*Exercise brief:* Show each line that has the string "rate" in it.
Start Supplied entries
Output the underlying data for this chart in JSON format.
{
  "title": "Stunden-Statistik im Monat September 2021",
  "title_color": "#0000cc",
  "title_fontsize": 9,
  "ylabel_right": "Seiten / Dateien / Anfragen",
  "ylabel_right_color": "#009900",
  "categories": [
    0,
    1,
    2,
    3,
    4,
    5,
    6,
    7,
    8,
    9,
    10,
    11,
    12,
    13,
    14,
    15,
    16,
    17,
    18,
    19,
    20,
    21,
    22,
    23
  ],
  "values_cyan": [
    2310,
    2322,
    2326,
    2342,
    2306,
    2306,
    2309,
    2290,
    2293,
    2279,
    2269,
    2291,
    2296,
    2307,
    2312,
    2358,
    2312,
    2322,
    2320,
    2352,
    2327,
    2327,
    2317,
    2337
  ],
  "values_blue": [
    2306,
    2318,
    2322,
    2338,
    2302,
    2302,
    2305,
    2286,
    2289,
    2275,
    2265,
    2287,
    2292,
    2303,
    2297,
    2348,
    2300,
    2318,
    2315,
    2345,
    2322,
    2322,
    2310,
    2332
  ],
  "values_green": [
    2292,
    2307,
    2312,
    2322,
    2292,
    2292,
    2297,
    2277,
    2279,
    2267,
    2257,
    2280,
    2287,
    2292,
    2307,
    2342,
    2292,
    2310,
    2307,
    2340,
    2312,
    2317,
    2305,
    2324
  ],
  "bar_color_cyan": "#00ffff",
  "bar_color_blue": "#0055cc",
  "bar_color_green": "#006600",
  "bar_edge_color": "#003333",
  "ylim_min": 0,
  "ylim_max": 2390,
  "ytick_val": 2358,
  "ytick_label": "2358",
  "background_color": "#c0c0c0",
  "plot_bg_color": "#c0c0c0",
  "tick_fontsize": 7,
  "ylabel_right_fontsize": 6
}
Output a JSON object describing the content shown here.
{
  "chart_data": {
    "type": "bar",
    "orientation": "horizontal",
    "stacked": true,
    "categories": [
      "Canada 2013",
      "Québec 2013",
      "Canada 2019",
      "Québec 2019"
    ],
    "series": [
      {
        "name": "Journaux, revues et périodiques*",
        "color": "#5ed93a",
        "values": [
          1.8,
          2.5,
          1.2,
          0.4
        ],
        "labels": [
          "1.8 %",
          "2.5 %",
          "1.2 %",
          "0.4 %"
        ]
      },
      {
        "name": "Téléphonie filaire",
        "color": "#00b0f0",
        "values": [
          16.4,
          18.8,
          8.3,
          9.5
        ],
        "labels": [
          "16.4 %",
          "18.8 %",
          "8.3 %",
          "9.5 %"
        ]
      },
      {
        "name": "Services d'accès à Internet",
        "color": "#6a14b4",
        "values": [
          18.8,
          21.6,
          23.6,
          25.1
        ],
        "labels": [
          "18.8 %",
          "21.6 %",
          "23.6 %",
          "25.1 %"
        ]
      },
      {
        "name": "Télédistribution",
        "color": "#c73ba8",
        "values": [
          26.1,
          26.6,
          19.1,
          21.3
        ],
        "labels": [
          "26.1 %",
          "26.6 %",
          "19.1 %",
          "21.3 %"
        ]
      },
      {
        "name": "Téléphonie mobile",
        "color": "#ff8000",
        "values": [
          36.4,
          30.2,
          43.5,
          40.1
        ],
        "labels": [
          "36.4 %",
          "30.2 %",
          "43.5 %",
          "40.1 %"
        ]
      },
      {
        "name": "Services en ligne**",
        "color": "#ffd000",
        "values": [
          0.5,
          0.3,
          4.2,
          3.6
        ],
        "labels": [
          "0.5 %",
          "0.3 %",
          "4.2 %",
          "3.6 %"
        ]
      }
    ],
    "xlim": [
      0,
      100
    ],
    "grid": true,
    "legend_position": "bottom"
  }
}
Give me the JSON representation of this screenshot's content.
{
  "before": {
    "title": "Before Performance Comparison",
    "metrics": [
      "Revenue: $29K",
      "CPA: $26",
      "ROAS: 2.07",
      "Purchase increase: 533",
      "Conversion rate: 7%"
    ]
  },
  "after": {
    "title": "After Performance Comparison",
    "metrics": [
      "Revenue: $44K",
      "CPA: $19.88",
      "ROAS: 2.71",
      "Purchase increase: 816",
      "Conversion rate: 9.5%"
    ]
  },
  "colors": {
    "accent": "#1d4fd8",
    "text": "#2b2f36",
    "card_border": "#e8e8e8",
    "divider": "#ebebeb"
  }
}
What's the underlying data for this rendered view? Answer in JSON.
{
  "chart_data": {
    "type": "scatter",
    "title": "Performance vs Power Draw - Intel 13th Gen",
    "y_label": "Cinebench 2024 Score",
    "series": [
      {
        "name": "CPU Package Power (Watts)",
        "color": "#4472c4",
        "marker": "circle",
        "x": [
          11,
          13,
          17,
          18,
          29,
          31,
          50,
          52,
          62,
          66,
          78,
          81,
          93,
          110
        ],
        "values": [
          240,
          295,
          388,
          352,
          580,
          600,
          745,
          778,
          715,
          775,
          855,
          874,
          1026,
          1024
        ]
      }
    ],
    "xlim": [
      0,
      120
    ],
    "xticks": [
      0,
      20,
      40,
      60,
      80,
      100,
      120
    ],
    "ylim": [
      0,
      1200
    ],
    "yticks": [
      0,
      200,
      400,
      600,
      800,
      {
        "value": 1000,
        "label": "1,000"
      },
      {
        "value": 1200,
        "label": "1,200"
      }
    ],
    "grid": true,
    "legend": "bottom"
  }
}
End Supplied entries
*Solution to the exercise:*
      "Conversion rate: 7%"
      "Conversion rate: 9.5%"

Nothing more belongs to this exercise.